Start of ENTRIES PROVIDED
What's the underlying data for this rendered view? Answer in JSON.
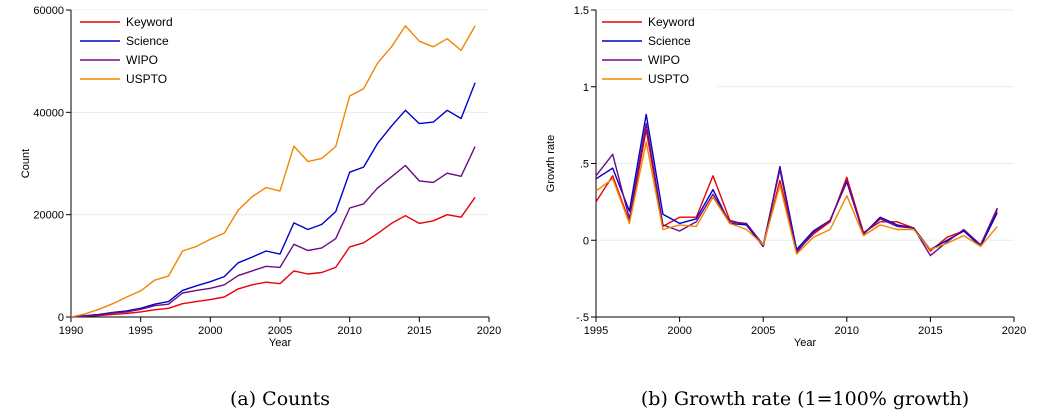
{
  "chart_data": [
    {
      "type": "line",
      "caption": "(a) Counts",
      "xlabel": "Year",
      "ylabel": "Count",
      "xlim": [
        1990,
        2020
      ],
      "ylim": [
        0,
        60000
      ],
      "xticks": [
        1990,
        1995,
        2000,
        2005,
        2010,
        2015,
        2020
      ],
      "xtick_labels": [
        "1990",
        "1995",
        "2000",
        "2005",
        "2010",
        "2015",
        "2020"
      ],
      "yticks": [
        0,
        20000,
        40000,
        60000
      ],
      "ytick_labels": [
        "0",
        "20000",
        "40000",
        "60000"
      ],
      "grid": true,
      "legend": "top-left",
      "x": [
        1990,
        1991,
        1992,
        1993,
        1994,
        1995,
        1996,
        1997,
        1998,
        1999,
        2000,
        2001,
        2002,
        2003,
        2004,
        2005,
        2006,
        2007,
        2008,
        2009,
        2010,
        2011,
        2012,
        2013,
        2014,
        2015,
        2016,
        2017,
        2018,
        2019
      ],
      "series": [
        {
          "name": "Keyword",
          "color": "#e8000b",
          "values": [
            0,
            150,
            300,
            500,
            700,
            1000,
            1400,
            1700,
            2600,
            3000,
            3400,
            3900,
            5500,
            6300,
            6800,
            6500,
            9000,
            8400,
            8700,
            9700,
            13700,
            14500,
            16300,
            18300,
            19800,
            18300,
            18800,
            20000,
            19500,
            23400
          ]
        },
        {
          "name": "Science",
          "color": "#0000cc",
          "values": [
            0,
            250,
            500,
            900,
            1200,
            1700,
            2500,
            3000,
            5200,
            6100,
            6900,
            7900,
            10600,
            11700,
            12900,
            12300,
            18400,
            17100,
            18100,
            20600,
            28300,
            29300,
            33900,
            37300,
            40400,
            37800,
            38100,
            40400,
            38800,
            45800
          ]
        },
        {
          "name": "WIPO",
          "color": "#6a0d83",
          "values": [
            0,
            200,
            400,
            800,
            1000,
            1500,
            2200,
            2500,
            4700,
            5200,
            5600,
            6300,
            8100,
            9000,
            9900,
            9700,
            14200,
            13000,
            13500,
            15300,
            21300,
            22100,
            25200,
            27400,
            29600,
            26600,
            26300,
            28100,
            27500,
            33300
          ]
        },
        {
          "name": "USPTO",
          "color": "#f28500",
          "values": [
            0,
            600,
            1500,
            2600,
            3900,
            5100,
            7200,
            8000,
            12900,
            13800,
            15200,
            16400,
            20900,
            23500,
            25300,
            24600,
            33400,
            30400,
            31000,
            33300,
            43200,
            44600,
            49600,
            52800,
            56900,
            53900,
            52800,
            54400,
            52100,
            56900
          ]
        }
      ]
    },
    {
      "type": "line",
      "caption": "(b) Growth rate (1=100% growth)",
      "xlabel": "Year",
      "ylabel": "Growth rate",
      "xlim": [
        1995,
        2020
      ],
      "ylim": [
        -0.5,
        1.5
      ],
      "xticks": [
        1995,
        2000,
        2005,
        2010,
        2015,
        2020
      ],
      "xtick_labels": [
        "1995",
        "2000",
        "2005",
        "2010",
        "2015",
        "2020"
      ],
      "yticks": [
        -0.5,
        0,
        0.5,
        1,
        1.5
      ],
      "ytick_labels": [
        "-.5",
        "0",
        ".5",
        "1",
        "1.5"
      ],
      "grid": true,
      "legend": "top-left",
      "x": [
        1995,
        1996,
        1997,
        1998,
        1999,
        2000,
        2001,
        2002,
        2003,
        2004,
        2005,
        2006,
        2007,
        2008,
        2009,
        2010,
        2011,
        2012,
        2013,
        2014,
        2015,
        2016,
        2017,
        2018,
        2019
      ],
      "series": [
        {
          "name": "Keyword",
          "color": "#e8000b",
          "values": [
            0.25,
            0.42,
            0.12,
            0.72,
            0.09,
            0.15,
            0.15,
            0.42,
            0.13,
            0.1,
            -0.04,
            0.39,
            -0.07,
            0.04,
            0.12,
            0.41,
            0.05,
            0.12,
            0.12,
            0.08,
            -0.07,
            0.02,
            0.06,
            -0.03,
            0.2
          ]
        },
        {
          "name": "Science",
          "color": "#0000cc",
          "values": [
            0.4,
            0.47,
            0.19,
            0.82,
            0.17,
            0.11,
            0.14,
            0.33,
            0.11,
            0.1,
            -0.04,
            0.48,
            -0.06,
            0.06,
            0.13,
            0.38,
            0.04,
            0.15,
            0.1,
            0.08,
            -0.06,
            0.0,
            0.06,
            -0.04,
            0.18
          ]
        },
        {
          "name": "WIPO",
          "color": "#6a0d83",
          "values": [
            0.42,
            0.56,
            0.14,
            0.76,
            0.1,
            0.06,
            0.12,
            0.3,
            0.12,
            0.11,
            -0.03,
            0.46,
            -0.08,
            0.05,
            0.13,
            0.39,
            0.04,
            0.14,
            0.09,
            0.08,
            -0.1,
            -0.01,
            0.07,
            -0.03,
            0.21
          ]
        },
        {
          "name": "USPTO",
          "color": "#f28500",
          "values": [
            0.32,
            0.4,
            0.11,
            0.64,
            0.07,
            0.1,
            0.09,
            0.28,
            0.11,
            0.07,
            -0.03,
            0.36,
            -0.09,
            0.02,
            0.07,
            0.29,
            0.03,
            0.1,
            0.07,
            0.07,
            -0.06,
            -0.02,
            0.03,
            -0.04,
            0.09
          ]
        }
      ]
    }
  ]
}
End of ENTRIES PROVIDED
- WHAT THE TASK ASKS
Copy out each record shown above without alteration, skipping any picture.

- ANSWER
What's the underlying data for this rendered view? Answer in JSON.
{
  "chart_data": [
    {
      "type": "line",
      "caption": "(a) Counts",
      "xlabel": "Year",
      "ylabel": "Count",
      "xlim": [
        1990,
        2020
      ],
      "ylim": [
        0,
        60000
      ],
      "xticks": [
        1990,
        1995,
        2000,
        2005,
        2010,
        2015,
        2020
      ],
      "xtick_labels": [
        "1990",
        "1995",
        "2000",
        "2005",
        "2010",
        "2015",
        "2020"
      ],
      "yticks": [
        0,
        20000,
        40000,
        60000
      ],
      "ytick_labels": [
        "0",
        "20000",
        "40000",
        "60000"
      ],
      "grid": true,
      "legend": "top-left",
      "x": [
        1990,
        1991,
        1992,
        1993,
        1994,
        1995,
        1996,
        1997,
        1998,
        1999,
        2000,
        2001,
        2002,
        2003,
        2004,
        2005,
        2006,
        2007,
        2008,
        2009,
        2010,
        2011,
        2012,
        2013,
        2014,
        2015,
        2016,
        2017,
        2018,
        2019
      ],
      "series": [
        {
          "name": "Keyword",
          "color": "#e8000b",
          "values": [
            0,
            150,
            300,
            500,
            700,
            1000,
            1400,
            1700,
            2600,
            3000,
            3400,
            3900,
            5500,
            6300,
            6800,
            6500,
            9000,
            8400,
            8700,
            9700,
            13700,
            14500,
            16300,
            18300,
            19800,
            18300,
            18800,
            20000,
            19500,
            23400
          ]
        },
        {
          "name": "Science",
          "color": "#0000cc",
          "values": [
            0,
            250,
            500,
            900,
            1200,
            1700,
            2500,
            3000,
            5200,
            6100,
            6900,
            7900,
            10600,
            11700,
            12900,
            12300,
            18400,
            17100,
            18100,
            20600,
            28300,
            29300,
            33900,
            37300,
            40400,
            37800,
            38100,
            40400,
            38800,
            45800
          ]
        },
        {
          "name": "WIPO",
          "color": "#6a0d83",
          "values": [
            0,
            200,
            400,
            800,
            1000,
            1500,
            2200,
            2500,
            4700,
            5200,
            5600,
            6300,
            8100,
            9000,
            9900,
            9700,
            14200,
            13000,
            13500,
            15300,
            21300,
            22100,
            25200,
            27400,
            29600,
            26600,
            26300,
            28100,
            27500,
            33300
          ]
        },
        {
          "name": "USPTO",
          "color": "#f28500",
          "values": [
            0,
            600,
            1500,
            2600,
            3900,
            5100,
            7200,
            8000,
            12900,
            13800,
            15200,
            16400,
            20900,
            23500,
            25300,
            24600,
            33400,
            30400,
            31000,
            33300,
            43200,
            44600,
            49600,
            52800,
            56900,
            53900,
            52800,
            54400,
            52100,
            56900
          ]
        }
      ]
    },
    {
      "type": "line",
      "caption": "(b) Growth rate (1=100% growth)",
      "xlabel": "Year",
      "ylabel": "Growth rate",
      "xlim": [
        1995,
        2020
      ],
      "ylim": [
        -0.5,
        1.5
      ],
      "xticks": [
        1995,
        2000,
        2005,
        2010,
        2015,
        2020
      ],
      "xtick_labels": [
        "1995",
        "2000",
        "2005",
        "2010",
        "2015",
        "2020"
      ],
      "yticks": [
        -0.5,
        0,
        0.5,
        1,
        1.5
      ],
      "ytick_labels": [
        "-.5",
        "0",
        ".5",
        "1",
        "1.5"
      ],
      "grid": true,
      "legend": "top-left",
      "x": [
        1995,
        1996,
        1997,
        1998,
        1999,
        2000,
        2001,
        2002,
        2003,
        2004,
        2005,
        2006,
        2007,
        2008,
        2009,
        2010,
        2011,
        2012,
        2013,
        2014,
        2015,
        2016,
        2017,
        2018,
        2019
      ],
      "series": [
        {
          "name": "Keyword",
          "color": "#e8000b",
          "values": [
            0.25,
            0.42,
            0.12,
            0.72,
            0.09,
            0.15,
            0.15,
            0.42,
            0.13,
            0.1,
            -0.04,
            0.39,
            -0.07,
            0.04,
            0.12,
            0.41,
            0.05,
            0.12,
            0.12,
            0.08,
            -0.07,
            0.02,
            0.06,
            -0.03,
            0.2
          ]
        },
        {
          "name": "Science",
          "color": "#0000cc",
          "values": [
            0.4,
            0.47,
            0.19,
            0.82,
            0.17,
            0.11,
            0.14,
            0.33,
            0.11,
            0.1,
            -0.04,
            0.48,
            -0.06,
            0.06,
            0.13,
            0.38,
            0.04,
            0.15,
            0.1,
            0.08,
            -0.06,
            0.0,
            0.06,
            -0.04,
            0.18
          ]
        },
        {
          "name": "WIPO",
          "color": "#6a0d83",
          "values": [
            0.42,
            0.56,
            0.14,
            0.76,
            0.1,
            0.06,
            0.12,
            0.3,
            0.12,
            0.11,
            -0.03,
            0.46,
            -0.08,
            0.05,
            0.13,
            0.39,
            0.04,
            0.14,
            0.09,
            0.08,
            -0.1,
            -0.01,
            0.07,
            -0.03,
            0.21
          ]
        },
        {
          "name": "USPTO",
          "color": "#f28500",
          "values": [
            0.32,
            0.4,
            0.11,
            0.64,
            0.07,
            0.1,
            0.09,
            0.28,
            0.11,
            0.07,
            -0.03,
            0.36,
            -0.09,
            0.02,
            0.07,
            0.29,
            0.03,
            0.1,
            0.07,
            0.07,
            -0.06,
            -0.02,
            0.03,
            -0.04,
            0.09
          ]
        }
      ]
    }
  ]
}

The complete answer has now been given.